(Dataset rows about figures)
──────

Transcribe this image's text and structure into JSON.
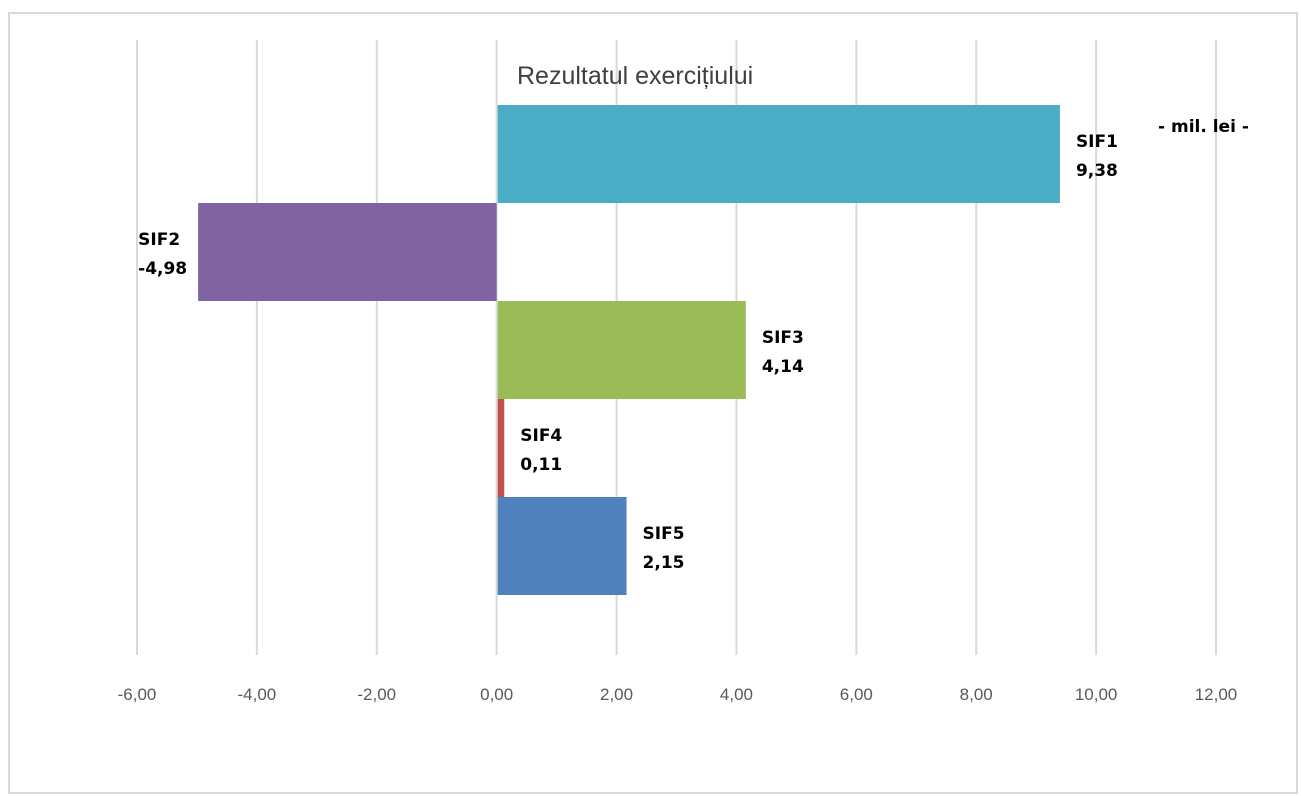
{
  "chart_data": {
    "type": "bar",
    "orientation": "horizontal",
    "title": "Rezultatul exercițiului",
    "unit_note": "- mil. lei -",
    "categories": [
      "SIF1",
      "SIF2",
      "SIF3",
      "SIF4",
      "SIF5"
    ],
    "values": [
      9.38,
      -4.98,
      4.14,
      0.11,
      2.15
    ],
    "data_labels": [
      "9,38",
      "-4,98",
      "4,14",
      "0,11",
      "2,15"
    ],
    "colors": [
      "#4BACC6",
      "#8064A2",
      "#9BBB59",
      "#C0504D",
      "#4F81BD"
    ],
    "xlim": [
      -6,
      12
    ],
    "x_ticks": [
      -6,
      -4,
      -2,
      0,
      2,
      4,
      6,
      8,
      10,
      12
    ],
    "x_tick_labels": [
      "-6,00",
      "-4,00",
      "-2,00",
      "0,00",
      "2,00",
      "4,00",
      "6,00",
      "8,00",
      "10,00",
      "12,00"
    ],
    "grid": true,
    "legend": "none"
  }
}
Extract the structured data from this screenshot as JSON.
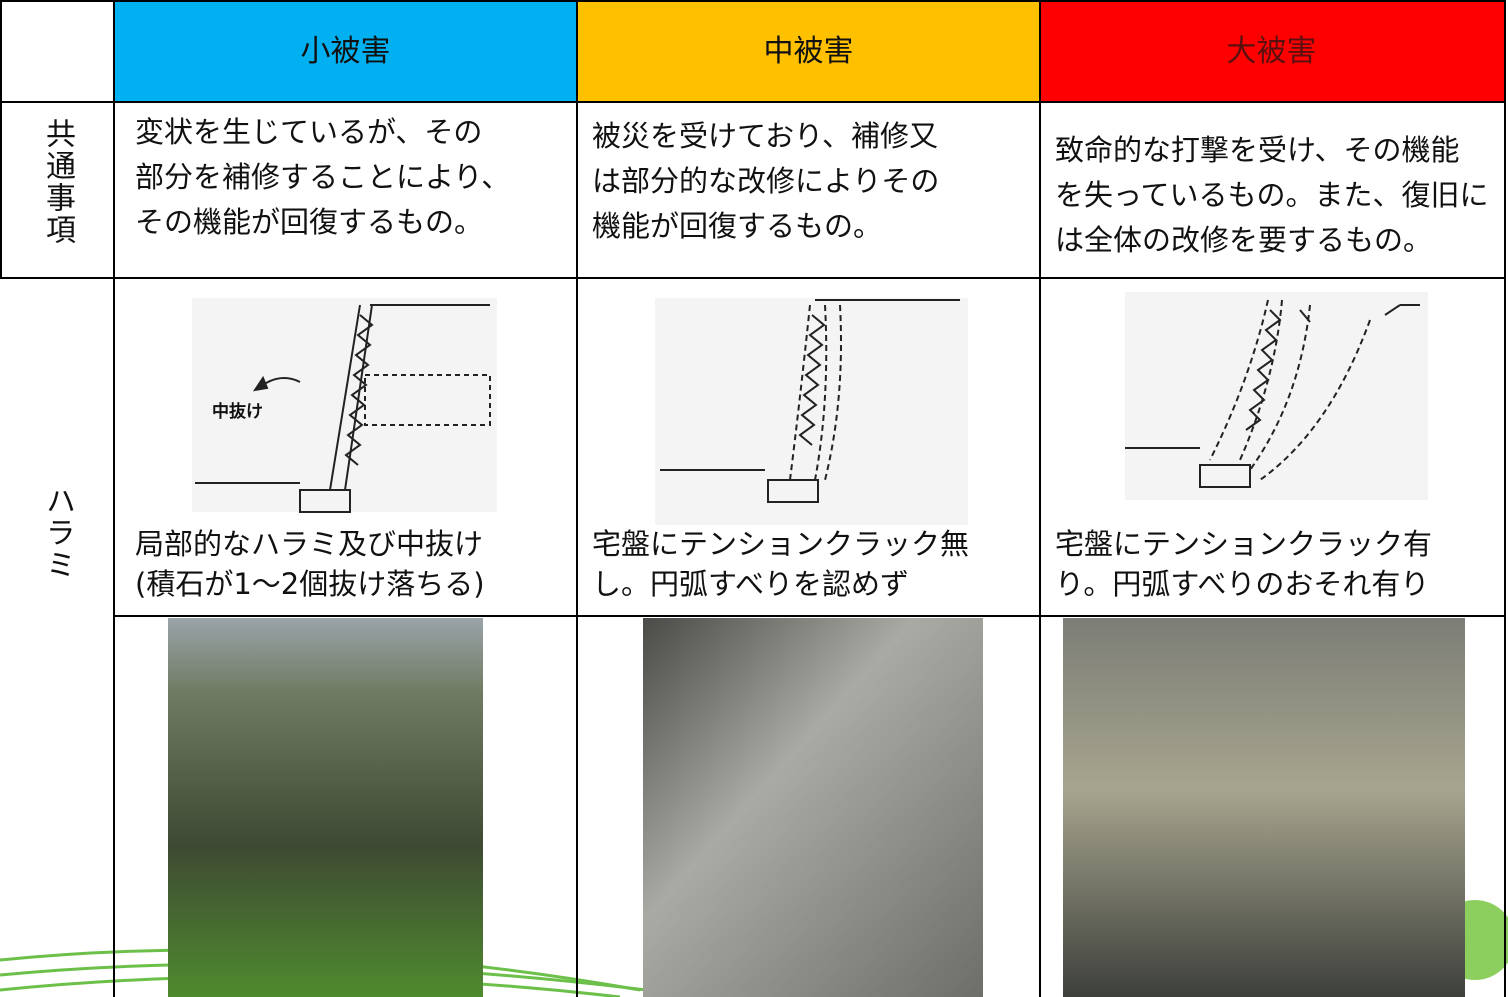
{
  "table": {
    "headers": [
      "小被害",
      "中被害",
      "大被害"
    ],
    "rows": [
      {
        "label": "共通事項",
        "cells": [
          [
            "変状を生じているが、その",
            "部分を補修することにより、",
            "その機能が回復するもの。"
          ],
          [
            "被災を受けており、補修又",
            "は部分的な改修によりその",
            "機能が回復するもの。"
          ],
          [
            "致命的な打撃を受け、その機能",
            "を失っているもの。また、復旧に",
            "は全体の改修を要するもの。"
          ]
        ]
      },
      {
        "label": "ハラミ",
        "cells": [
          [
            "局部的なハラミ及び中抜け",
            "(積石が1～2個抜け落ちる)"
          ],
          [
            "宅盤にテンションクラック無",
            "し。円弧すべりを認めず"
          ],
          [
            "宅盤にテンションクラック有",
            "り。円弧すべりのおそれ有り"
          ]
        ]
      }
    ]
  },
  "diagram": {
    "label": "中抜け"
  }
}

──────

## GIVEN REQUEST
Pick out every line above that contains the word "this" and copy it.

## COMPLETE ANSWER
Transcribe this image's text and structure into JSON.
Extract the structured data from this screenshot as JSON.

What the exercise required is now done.